Dataset excerpts:
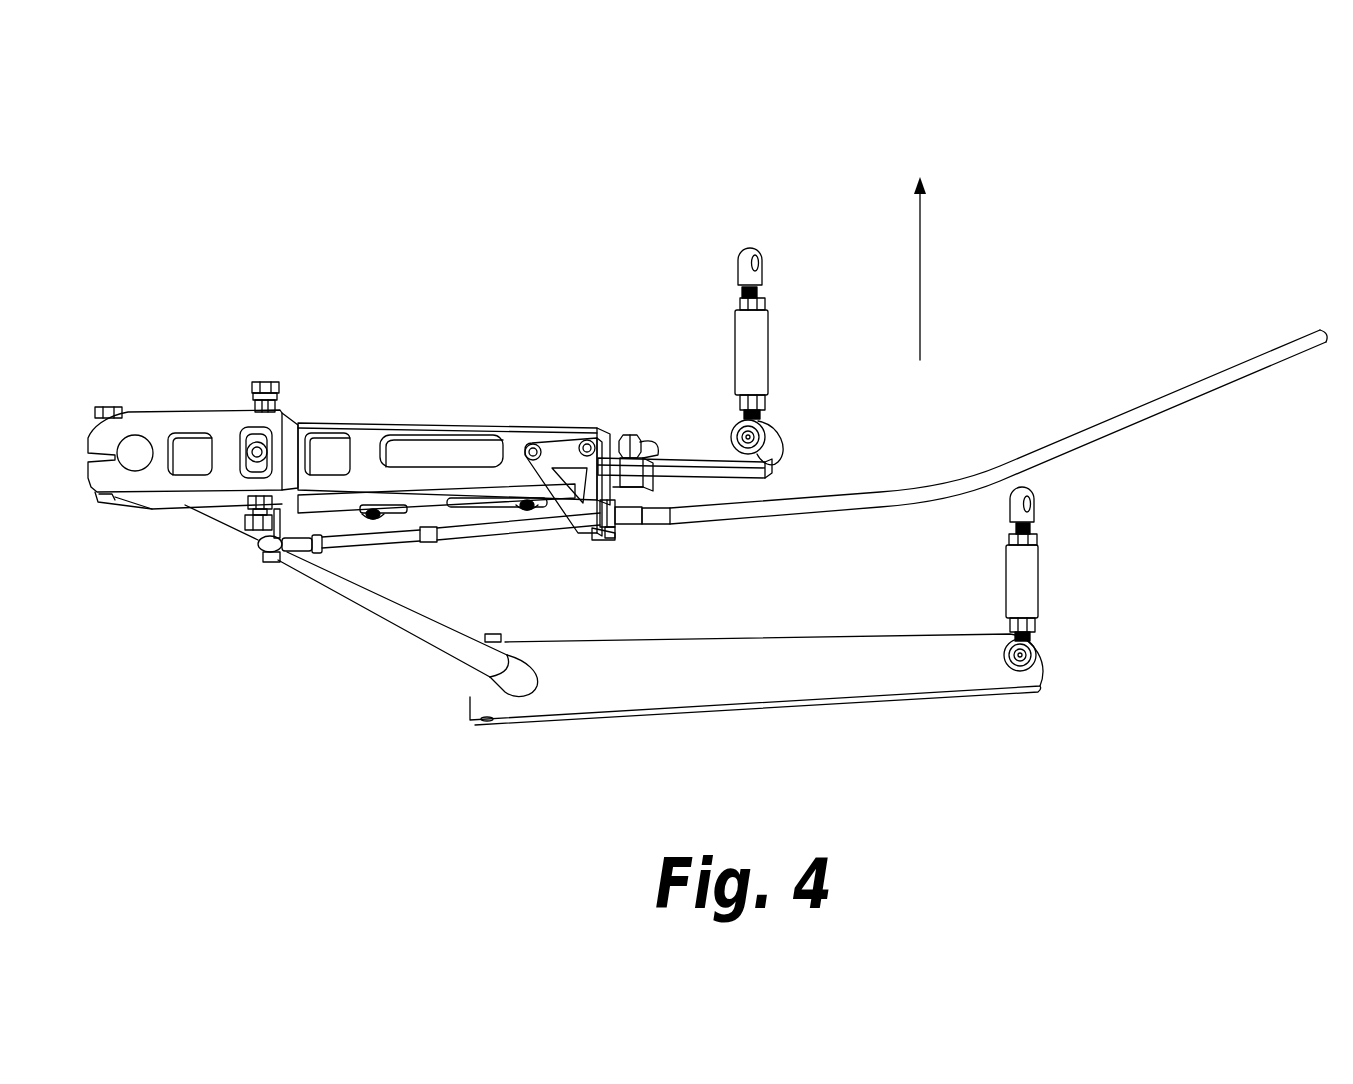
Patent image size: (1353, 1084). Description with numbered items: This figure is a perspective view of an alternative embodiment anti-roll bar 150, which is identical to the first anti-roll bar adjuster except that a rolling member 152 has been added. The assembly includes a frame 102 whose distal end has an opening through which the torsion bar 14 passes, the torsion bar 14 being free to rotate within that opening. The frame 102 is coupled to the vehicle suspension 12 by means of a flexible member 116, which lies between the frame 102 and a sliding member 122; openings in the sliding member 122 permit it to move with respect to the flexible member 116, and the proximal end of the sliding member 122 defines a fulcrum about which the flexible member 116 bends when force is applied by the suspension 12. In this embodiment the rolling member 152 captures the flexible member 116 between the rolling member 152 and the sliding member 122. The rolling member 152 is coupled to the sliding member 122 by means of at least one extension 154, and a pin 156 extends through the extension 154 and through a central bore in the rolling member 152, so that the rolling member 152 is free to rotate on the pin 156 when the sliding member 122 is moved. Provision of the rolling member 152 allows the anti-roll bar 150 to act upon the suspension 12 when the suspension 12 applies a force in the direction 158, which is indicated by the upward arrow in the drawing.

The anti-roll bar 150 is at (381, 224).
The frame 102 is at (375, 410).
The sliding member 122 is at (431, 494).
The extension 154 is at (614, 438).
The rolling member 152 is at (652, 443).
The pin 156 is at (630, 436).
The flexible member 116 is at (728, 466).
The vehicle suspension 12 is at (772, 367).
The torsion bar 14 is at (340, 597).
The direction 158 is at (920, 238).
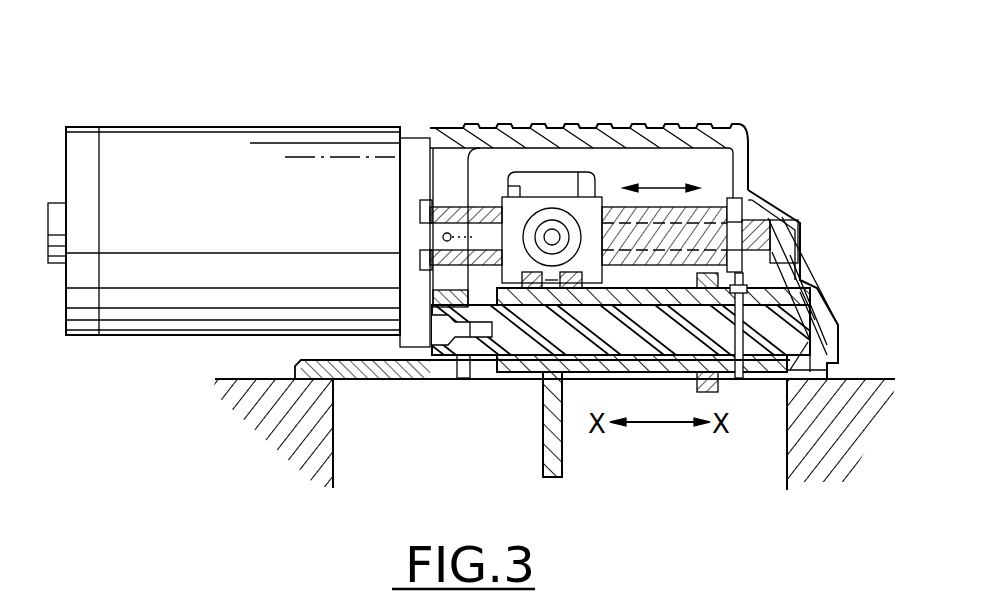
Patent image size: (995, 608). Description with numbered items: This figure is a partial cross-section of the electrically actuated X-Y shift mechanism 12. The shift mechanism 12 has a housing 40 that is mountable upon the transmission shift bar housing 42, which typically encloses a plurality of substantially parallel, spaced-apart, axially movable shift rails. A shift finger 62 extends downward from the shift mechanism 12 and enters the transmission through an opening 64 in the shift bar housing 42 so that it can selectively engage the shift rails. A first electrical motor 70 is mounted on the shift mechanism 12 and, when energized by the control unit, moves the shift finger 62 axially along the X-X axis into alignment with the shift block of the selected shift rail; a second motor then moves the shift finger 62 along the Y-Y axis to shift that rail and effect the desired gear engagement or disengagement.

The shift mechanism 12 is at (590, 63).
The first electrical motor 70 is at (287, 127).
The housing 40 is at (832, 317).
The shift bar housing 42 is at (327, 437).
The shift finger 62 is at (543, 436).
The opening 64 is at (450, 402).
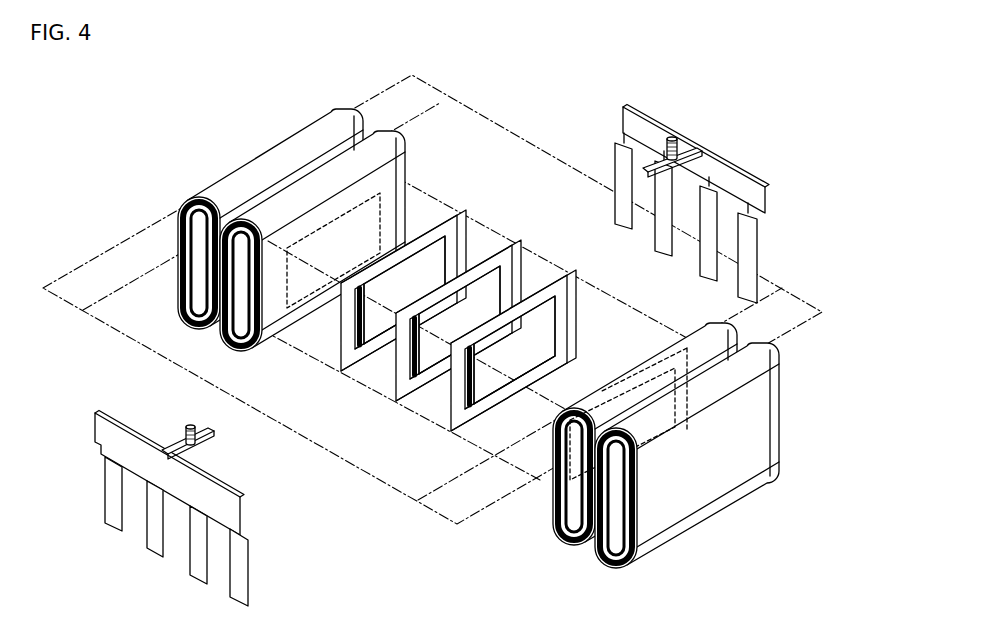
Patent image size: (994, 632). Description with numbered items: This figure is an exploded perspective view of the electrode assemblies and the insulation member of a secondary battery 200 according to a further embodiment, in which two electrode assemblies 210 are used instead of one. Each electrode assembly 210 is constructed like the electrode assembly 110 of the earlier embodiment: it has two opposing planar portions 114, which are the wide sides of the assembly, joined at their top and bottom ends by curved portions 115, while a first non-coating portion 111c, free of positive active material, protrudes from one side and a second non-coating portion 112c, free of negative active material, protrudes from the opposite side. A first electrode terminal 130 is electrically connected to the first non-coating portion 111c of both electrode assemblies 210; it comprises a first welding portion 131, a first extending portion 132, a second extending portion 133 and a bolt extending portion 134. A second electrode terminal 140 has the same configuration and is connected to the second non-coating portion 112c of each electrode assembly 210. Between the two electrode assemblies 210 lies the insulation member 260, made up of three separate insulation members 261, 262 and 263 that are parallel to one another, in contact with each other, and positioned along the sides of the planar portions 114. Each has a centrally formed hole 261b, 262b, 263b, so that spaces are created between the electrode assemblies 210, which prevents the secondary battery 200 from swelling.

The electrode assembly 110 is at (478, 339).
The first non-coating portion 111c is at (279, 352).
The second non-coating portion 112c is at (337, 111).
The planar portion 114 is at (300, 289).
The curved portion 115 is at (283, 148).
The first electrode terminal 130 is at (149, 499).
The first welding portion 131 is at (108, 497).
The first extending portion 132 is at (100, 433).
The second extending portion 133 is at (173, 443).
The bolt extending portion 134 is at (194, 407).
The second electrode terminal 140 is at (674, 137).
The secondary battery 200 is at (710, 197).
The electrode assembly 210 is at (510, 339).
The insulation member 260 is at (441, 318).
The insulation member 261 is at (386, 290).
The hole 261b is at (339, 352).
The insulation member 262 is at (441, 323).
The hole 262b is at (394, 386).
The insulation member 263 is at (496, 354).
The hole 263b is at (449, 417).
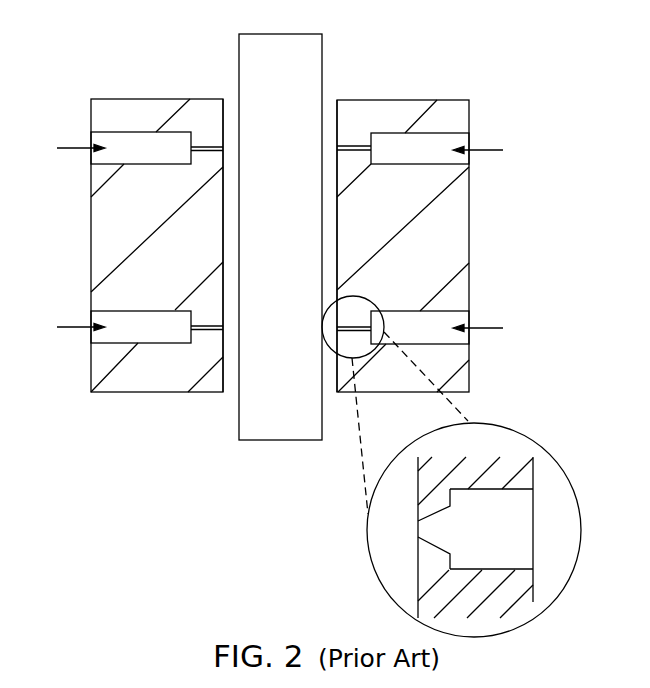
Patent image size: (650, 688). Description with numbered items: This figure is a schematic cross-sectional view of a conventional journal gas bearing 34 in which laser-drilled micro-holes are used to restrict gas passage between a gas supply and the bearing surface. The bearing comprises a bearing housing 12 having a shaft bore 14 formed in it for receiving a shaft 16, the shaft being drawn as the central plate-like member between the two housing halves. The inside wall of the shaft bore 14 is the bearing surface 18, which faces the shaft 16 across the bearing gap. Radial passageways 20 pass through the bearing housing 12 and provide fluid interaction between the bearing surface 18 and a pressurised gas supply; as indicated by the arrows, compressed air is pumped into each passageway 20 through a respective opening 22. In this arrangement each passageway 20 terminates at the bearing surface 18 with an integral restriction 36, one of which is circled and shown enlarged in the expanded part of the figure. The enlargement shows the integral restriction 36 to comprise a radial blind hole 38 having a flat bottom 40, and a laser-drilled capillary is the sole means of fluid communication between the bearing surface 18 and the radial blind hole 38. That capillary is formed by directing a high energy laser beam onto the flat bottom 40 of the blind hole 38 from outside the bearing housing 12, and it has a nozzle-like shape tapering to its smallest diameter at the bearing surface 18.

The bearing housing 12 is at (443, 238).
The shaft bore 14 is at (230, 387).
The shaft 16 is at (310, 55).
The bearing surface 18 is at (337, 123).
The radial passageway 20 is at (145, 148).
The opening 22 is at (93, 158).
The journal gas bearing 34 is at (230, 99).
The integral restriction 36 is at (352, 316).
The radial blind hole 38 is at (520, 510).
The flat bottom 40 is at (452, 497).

What is needed
Quote verbatim the lines beginning with the line containing "Patent image size: (995, 608)." and continuing through the line containing "The shift finger 62 is at (543, 436).", including both of those lines.

Result for this exercise
Patent image size: (995, 608). Description with numbered items: This figure is a partial cross-section of the electrically actuated X-Y shift mechanism 12. The shift mechanism 12 has a housing 40 that is mountable upon the transmission shift bar housing 42, which typically encloses a plurality of substantially parallel, spaced-apart, axially movable shift rails. A shift finger 62 extends downward from the shift mechanism 12 and enters the transmission through an opening 64 in the shift bar housing 42 so that it can selectively engage the shift rails. A first electrical motor 70 is mounted on the shift mechanism 12 and, when energized by the control unit, moves the shift finger 62 axially along the X-X axis into alignment with the shift block of the selected shift rail; a second motor then moves the shift finger 62 along the Y-Y axis to shift that rail and effect the desired gear engagement or disengagement.

The shift mechanism 12 is at (590, 63).
The first electrical motor 70 is at (287, 127).
The housing 40 is at (832, 317).
The shift bar housing 42 is at (327, 437).
The shift finger 62 is at (543, 436).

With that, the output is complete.